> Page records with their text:
◆ ◆ ◆

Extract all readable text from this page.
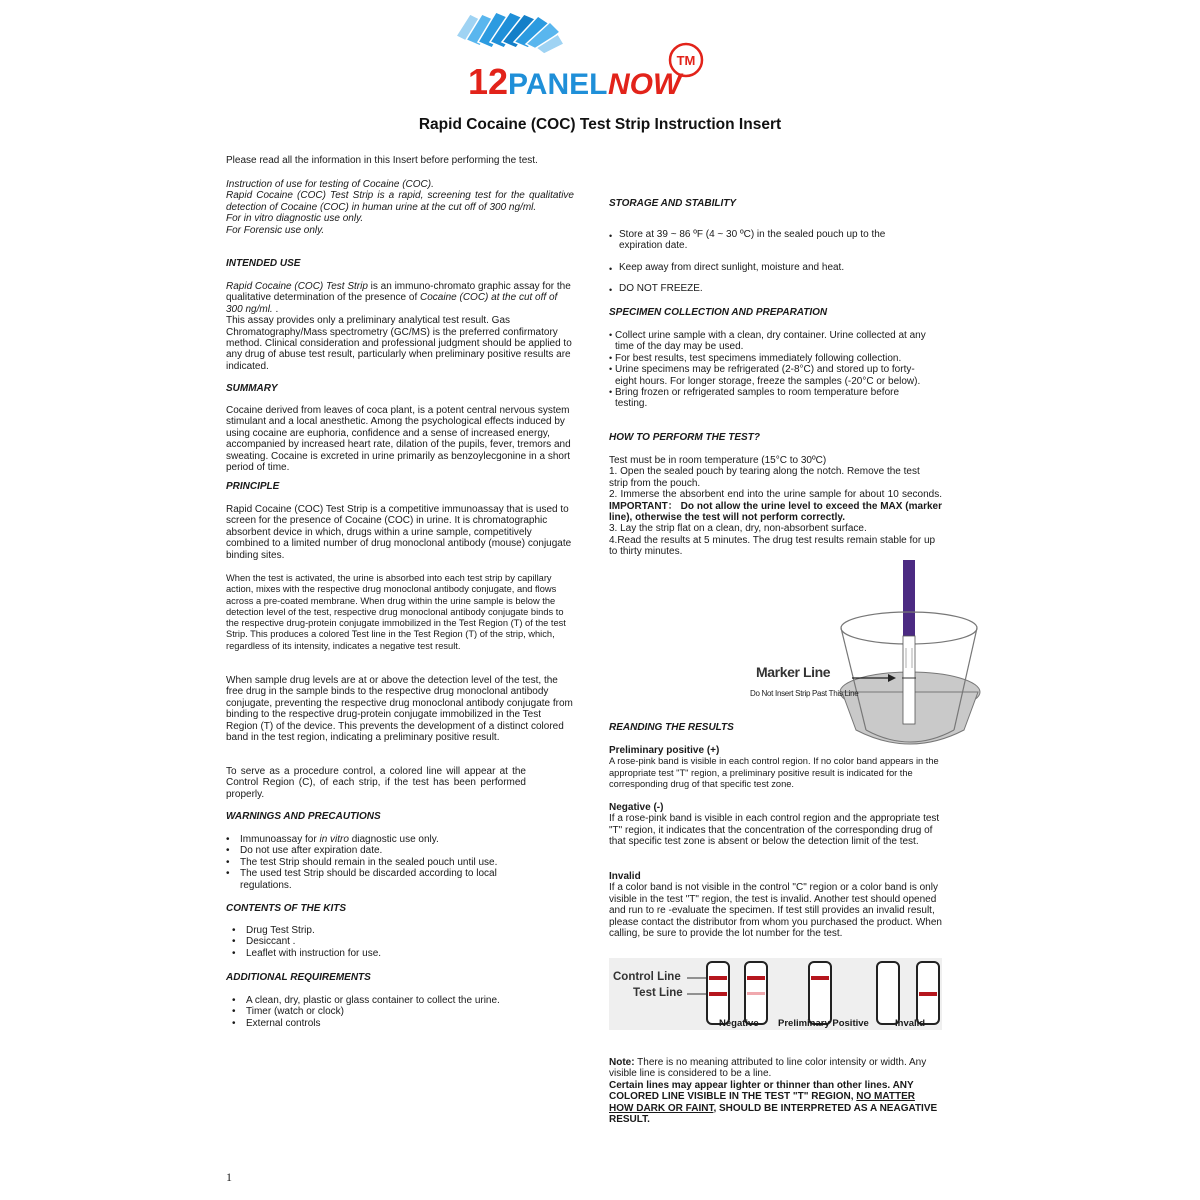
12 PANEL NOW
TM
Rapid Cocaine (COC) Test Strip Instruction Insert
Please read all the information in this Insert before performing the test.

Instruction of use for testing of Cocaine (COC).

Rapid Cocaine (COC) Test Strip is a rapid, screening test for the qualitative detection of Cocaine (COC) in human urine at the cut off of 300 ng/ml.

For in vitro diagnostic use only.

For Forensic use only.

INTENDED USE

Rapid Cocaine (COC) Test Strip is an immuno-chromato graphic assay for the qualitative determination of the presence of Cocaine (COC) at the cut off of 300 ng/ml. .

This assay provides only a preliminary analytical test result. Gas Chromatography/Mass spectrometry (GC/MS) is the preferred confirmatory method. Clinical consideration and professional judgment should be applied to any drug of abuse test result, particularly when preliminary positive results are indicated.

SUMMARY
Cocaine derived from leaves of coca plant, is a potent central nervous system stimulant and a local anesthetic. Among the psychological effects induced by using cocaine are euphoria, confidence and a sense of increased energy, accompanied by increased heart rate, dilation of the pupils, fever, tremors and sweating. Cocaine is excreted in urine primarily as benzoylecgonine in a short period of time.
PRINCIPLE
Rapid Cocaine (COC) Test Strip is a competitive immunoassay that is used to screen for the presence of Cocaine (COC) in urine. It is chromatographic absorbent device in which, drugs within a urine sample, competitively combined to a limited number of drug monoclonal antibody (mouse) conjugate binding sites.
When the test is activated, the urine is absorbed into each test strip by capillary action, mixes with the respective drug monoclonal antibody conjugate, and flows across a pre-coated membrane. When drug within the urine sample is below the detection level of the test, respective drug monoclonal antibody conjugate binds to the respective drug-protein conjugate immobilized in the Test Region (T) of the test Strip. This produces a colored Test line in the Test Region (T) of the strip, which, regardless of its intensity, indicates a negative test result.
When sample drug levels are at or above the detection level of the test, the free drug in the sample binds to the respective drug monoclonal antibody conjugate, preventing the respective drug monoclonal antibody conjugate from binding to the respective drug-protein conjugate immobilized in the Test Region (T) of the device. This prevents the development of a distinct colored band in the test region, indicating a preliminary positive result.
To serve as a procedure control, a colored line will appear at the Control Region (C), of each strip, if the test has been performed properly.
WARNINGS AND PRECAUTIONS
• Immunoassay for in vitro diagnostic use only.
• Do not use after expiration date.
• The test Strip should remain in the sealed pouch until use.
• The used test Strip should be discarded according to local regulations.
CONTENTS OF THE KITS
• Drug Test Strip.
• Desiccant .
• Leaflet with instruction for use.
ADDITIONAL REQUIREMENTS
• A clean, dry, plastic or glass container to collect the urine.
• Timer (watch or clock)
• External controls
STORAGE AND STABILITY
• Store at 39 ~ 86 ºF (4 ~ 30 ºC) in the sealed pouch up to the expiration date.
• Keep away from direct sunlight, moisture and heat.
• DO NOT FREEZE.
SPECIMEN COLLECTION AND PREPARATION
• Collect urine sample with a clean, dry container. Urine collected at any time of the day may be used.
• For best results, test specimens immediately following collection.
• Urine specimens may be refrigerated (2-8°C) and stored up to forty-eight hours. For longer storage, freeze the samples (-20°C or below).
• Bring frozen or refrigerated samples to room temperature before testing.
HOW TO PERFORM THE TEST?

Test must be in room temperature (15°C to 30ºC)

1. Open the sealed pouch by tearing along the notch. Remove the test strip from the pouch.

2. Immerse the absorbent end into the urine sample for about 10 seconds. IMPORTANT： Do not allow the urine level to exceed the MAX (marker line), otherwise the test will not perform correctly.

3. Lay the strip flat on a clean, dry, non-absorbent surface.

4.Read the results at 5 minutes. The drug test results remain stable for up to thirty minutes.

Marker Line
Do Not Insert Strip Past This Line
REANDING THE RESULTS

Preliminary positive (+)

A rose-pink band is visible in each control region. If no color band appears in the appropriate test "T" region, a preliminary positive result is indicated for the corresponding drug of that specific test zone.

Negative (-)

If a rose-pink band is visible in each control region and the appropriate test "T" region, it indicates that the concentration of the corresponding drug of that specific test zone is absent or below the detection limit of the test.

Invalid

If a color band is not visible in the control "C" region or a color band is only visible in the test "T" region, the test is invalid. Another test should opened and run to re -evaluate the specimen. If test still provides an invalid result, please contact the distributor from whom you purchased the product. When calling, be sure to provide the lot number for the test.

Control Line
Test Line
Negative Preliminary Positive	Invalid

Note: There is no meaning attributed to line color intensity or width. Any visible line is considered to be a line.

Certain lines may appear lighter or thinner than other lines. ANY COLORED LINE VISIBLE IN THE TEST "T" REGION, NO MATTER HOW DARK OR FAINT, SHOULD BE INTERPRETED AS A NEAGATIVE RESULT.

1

◆ ◆ ◆

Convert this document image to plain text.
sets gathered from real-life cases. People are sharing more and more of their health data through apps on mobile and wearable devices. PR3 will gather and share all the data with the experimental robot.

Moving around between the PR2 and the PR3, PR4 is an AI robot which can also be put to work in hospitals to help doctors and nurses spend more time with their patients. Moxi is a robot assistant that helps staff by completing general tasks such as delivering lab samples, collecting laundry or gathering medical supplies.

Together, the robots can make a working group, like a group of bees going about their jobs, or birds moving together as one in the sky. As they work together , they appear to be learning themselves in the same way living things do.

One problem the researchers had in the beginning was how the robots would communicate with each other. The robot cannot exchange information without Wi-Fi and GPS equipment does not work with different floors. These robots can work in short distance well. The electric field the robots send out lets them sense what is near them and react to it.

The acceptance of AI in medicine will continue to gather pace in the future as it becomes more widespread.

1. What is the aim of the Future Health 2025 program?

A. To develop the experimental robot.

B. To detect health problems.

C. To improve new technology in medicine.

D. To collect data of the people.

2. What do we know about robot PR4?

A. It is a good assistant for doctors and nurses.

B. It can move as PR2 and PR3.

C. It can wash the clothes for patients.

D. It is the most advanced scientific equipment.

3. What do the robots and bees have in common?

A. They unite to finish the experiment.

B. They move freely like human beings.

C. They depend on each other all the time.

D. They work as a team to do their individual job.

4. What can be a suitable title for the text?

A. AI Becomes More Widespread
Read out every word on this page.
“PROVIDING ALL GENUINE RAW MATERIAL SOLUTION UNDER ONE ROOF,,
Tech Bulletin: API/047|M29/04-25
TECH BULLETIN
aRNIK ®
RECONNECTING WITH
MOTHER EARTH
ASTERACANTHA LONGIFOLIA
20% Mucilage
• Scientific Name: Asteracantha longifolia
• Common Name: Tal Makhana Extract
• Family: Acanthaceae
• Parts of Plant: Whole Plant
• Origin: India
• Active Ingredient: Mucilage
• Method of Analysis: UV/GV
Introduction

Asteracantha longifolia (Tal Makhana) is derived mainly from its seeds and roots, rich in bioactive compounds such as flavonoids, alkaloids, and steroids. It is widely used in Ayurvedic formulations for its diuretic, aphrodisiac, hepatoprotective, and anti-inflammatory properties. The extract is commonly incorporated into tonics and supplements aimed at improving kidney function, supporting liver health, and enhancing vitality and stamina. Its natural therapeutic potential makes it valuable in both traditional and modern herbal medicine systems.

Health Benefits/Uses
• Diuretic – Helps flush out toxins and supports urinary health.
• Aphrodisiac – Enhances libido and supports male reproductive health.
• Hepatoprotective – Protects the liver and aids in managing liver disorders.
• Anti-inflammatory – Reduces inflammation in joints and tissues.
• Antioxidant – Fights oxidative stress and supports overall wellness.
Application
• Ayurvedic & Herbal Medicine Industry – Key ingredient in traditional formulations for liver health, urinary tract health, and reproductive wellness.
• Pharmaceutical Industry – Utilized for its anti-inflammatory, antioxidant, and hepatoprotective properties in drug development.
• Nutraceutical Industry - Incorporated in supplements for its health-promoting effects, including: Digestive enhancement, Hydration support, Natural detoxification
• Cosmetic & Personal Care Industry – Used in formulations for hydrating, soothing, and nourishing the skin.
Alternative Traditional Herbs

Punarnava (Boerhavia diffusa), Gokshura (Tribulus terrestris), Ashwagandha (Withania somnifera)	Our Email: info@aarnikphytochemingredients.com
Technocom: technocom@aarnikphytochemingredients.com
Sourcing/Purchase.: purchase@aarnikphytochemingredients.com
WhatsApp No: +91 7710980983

◆ ◆ ◆

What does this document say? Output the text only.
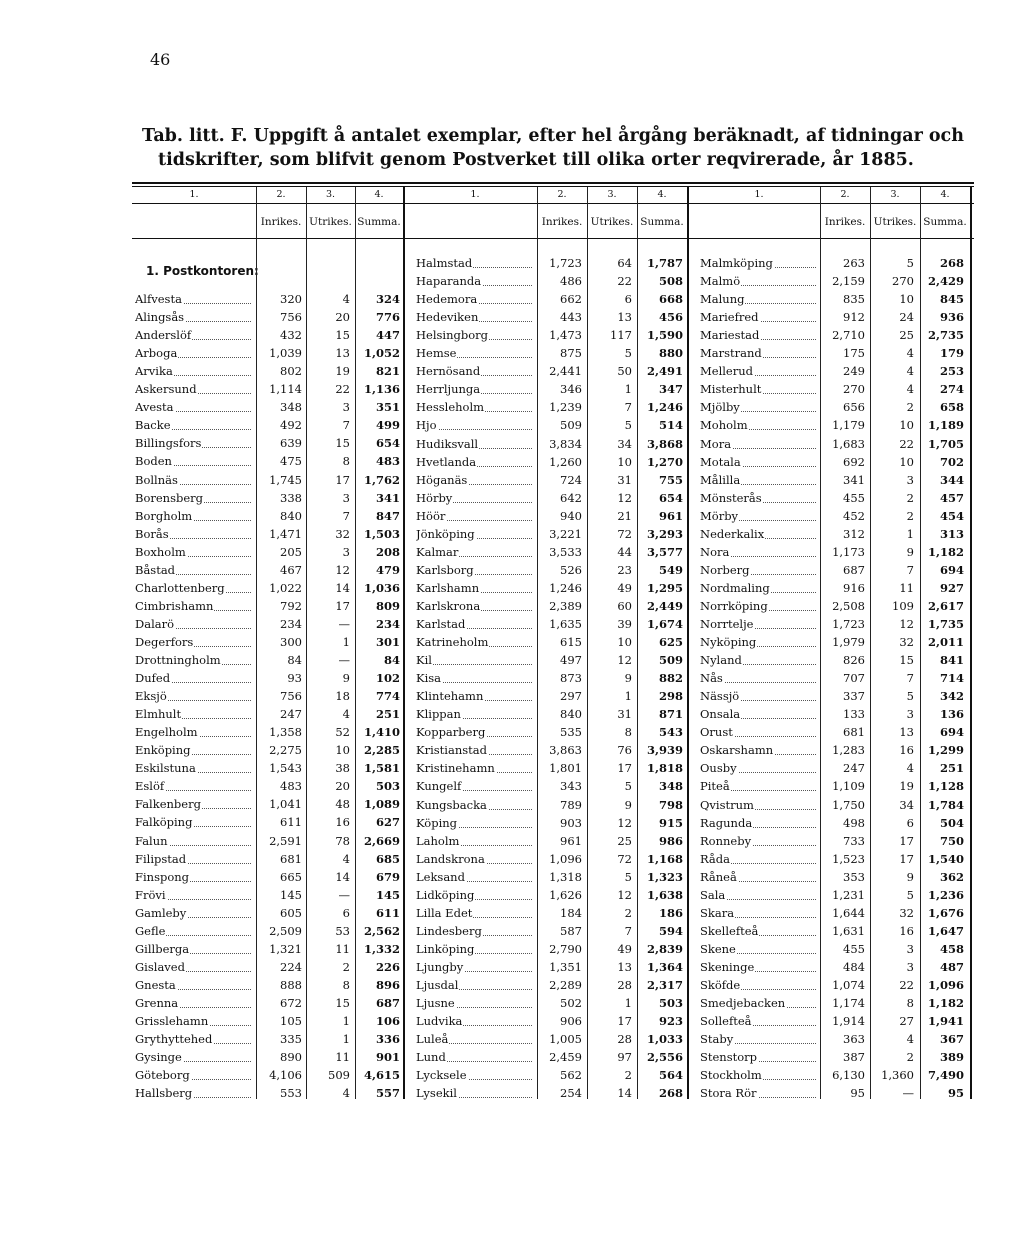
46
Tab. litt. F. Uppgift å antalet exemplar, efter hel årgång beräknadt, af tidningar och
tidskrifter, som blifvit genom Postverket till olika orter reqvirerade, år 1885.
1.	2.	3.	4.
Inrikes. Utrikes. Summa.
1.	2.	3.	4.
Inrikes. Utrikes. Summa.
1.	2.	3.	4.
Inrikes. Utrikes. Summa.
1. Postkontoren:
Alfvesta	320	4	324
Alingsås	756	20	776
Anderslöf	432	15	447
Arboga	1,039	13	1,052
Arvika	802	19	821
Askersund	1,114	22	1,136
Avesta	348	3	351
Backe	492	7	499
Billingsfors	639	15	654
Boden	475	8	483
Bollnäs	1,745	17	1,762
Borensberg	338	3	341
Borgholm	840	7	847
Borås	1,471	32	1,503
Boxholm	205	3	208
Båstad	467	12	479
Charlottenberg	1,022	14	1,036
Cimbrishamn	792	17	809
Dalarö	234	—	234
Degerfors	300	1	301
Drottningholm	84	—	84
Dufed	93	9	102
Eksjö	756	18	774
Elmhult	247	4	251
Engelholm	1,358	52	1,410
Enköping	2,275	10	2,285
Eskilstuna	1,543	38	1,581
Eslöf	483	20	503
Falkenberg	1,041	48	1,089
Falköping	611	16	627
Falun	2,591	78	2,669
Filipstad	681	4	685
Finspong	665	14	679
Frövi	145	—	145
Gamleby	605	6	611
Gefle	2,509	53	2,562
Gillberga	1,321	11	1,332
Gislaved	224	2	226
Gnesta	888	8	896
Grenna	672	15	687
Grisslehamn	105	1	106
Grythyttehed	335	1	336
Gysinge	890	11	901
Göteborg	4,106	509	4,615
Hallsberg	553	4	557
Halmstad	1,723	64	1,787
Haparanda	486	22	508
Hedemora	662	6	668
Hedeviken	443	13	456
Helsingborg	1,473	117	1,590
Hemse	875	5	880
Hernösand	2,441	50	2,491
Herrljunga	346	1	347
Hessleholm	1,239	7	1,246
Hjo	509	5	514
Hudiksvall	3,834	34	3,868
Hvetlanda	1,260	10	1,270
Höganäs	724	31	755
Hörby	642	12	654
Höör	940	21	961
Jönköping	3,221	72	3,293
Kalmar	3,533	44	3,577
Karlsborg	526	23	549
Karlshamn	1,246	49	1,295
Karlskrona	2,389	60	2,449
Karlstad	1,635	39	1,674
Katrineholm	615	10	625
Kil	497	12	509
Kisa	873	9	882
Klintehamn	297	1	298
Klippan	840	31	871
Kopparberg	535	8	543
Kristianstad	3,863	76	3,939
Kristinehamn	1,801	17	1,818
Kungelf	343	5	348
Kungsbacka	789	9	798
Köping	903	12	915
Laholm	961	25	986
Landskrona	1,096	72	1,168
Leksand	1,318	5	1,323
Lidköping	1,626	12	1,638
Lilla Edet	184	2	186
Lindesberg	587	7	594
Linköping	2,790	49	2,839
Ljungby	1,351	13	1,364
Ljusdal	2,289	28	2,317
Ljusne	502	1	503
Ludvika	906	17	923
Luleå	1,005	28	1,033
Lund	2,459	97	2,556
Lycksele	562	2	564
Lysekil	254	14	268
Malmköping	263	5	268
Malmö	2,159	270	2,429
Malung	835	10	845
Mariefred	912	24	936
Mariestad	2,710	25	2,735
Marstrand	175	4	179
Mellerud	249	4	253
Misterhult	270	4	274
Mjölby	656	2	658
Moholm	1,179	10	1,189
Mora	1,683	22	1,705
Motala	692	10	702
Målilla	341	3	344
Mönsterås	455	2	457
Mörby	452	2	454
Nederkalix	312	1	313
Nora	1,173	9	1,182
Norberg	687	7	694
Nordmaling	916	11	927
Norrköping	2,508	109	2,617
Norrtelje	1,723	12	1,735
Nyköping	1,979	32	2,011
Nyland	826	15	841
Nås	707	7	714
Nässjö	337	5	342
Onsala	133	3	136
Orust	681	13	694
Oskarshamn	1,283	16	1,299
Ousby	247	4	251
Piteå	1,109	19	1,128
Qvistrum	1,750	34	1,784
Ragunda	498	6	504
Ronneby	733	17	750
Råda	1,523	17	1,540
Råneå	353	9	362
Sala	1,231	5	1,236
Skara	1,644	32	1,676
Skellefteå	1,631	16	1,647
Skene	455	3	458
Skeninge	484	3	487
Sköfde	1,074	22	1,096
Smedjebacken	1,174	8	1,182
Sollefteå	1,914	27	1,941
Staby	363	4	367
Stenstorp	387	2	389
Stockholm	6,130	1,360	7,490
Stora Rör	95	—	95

◆ ◆ ◆

> Problem requirements: Copy each line of the data that contains the word "room".

> Expected answer:
• Bring frozen or refrigerated samples to room temperature before testing.
Test must be in room temperature (15°C to 30ºC)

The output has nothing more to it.